Figure dataset records
'''

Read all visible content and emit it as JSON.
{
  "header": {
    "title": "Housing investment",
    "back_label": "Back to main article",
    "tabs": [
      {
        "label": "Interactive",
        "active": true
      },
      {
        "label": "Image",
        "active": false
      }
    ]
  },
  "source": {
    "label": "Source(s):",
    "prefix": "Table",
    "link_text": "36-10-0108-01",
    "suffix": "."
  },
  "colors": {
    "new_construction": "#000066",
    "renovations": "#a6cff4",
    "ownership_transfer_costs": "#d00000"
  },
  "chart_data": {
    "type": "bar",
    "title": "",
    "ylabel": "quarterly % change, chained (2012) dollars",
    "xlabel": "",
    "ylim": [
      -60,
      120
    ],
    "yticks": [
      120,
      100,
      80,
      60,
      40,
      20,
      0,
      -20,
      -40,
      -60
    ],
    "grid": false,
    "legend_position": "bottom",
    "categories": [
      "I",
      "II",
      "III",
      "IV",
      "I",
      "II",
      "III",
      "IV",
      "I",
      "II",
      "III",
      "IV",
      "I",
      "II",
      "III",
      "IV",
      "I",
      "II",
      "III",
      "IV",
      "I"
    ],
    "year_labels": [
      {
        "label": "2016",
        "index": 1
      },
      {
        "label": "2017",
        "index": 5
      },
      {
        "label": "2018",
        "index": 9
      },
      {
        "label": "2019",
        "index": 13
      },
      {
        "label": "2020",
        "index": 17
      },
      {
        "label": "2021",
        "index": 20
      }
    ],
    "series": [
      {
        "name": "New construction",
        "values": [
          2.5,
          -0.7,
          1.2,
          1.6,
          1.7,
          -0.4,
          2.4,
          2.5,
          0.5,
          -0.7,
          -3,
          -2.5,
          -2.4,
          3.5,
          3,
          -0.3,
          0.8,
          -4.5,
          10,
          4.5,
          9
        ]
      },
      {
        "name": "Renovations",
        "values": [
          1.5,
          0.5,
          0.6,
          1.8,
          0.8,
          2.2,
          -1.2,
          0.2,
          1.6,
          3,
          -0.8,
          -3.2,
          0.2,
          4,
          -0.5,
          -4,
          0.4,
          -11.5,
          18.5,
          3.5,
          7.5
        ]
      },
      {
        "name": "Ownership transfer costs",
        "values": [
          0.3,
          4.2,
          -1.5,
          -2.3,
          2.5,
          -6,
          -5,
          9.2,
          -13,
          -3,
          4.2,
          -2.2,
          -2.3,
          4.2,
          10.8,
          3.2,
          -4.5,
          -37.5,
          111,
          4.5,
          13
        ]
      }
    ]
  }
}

'''

Short problem - Return the listing above in full, character for character.

Solution to this exercise -
Read all visible content and emit it as JSON.
{
  "header": {
    "title": "Housing investment",
    "back_label": "Back to main article",
    "tabs": [
      {
        "label": "Interactive",
        "active": true
      },
      {
        "label": "Image",
        "active": false
      }
    ]
  },
  "source": {
    "label": "Source(s):",
    "prefix": "Table",
    "link_text": "36-10-0108-01",
    "suffix": "."
  },
  "colors": {
    "new_construction": "#000066",
    "renovations": "#a6cff4",
    "ownership_transfer_costs": "#d00000"
  },
  "chart_data": {
    "type": "bar",
    "title": "",
    "ylabel": "quarterly % change, chained (2012) dollars",
    "xlabel": "",
    "ylim": [
      -60,
      120
    ],
    "yticks": [
      120,
      100,
      80,
      60,
      40,
      20,
      0,
      -20,
      -40,
      -60
    ],
    "grid": false,
    "legend_position": "bottom",
    "categories": [
      "I",
      "II",
      "III",
      "IV",
      "I",
      "II",
      "III",
      "IV",
      "I",
      "II",
      "III",
      "IV",
      "I",
      "II",
      "III",
      "IV",
      "I",
      "II",
      "III",
      "IV",
      "I"
    ],
    "year_labels": [
      {
        "label": "2016",
        "index": 1
      },
      {
        "label": "2017",
        "index": 5
      },
      {
        "label": "2018",
        "index": 9
      },
      {
        "label": "2019",
        "index": 13
      },
      {
        "label": "2020",
        "index": 17
      },
      {
        "label": "2021",
        "index": 20
      }
    ],
    "series": [
      {
        "name": "New construction",
        "values": [
          2.5,
          -0.7,
          1.2,
          1.6,
          1.7,
          -0.4,
          2.4,
          2.5,
          0.5,
          -0.7,
          -3,
          -2.5,
          -2.4,
          3.5,
          3,
          -0.3,
          0.8,
          -4.5,
          10,
          4.5,
          9
        ]
      },
      {
        "name": "Renovations",
        "values": [
          1.5,
          0.5,
          0.6,
          1.8,
          0.8,
          2.2,
          -1.2,
          0.2,
          1.6,
          3,
          -0.8,
          -3.2,
          0.2,
          4,
          -0.5,
          -4,
          0.4,
          -11.5,
          18.5,
          3.5,
          7.5
        ]
      },
      {
        "name": "Ownership transfer costs",
        "values": [
          0.3,
          4.2,
          -1.5,
          -2.3,
          2.5,
          -6,
          -5,
          9.2,
          -13,
          -3,
          4.2,
          -2.2,
          -2.3,
          4.2,
          10.8,
          3.2,
          -4.5,
          -37.5,
          111,
          4.5,
          13
        ]
      }
    ]
  }
}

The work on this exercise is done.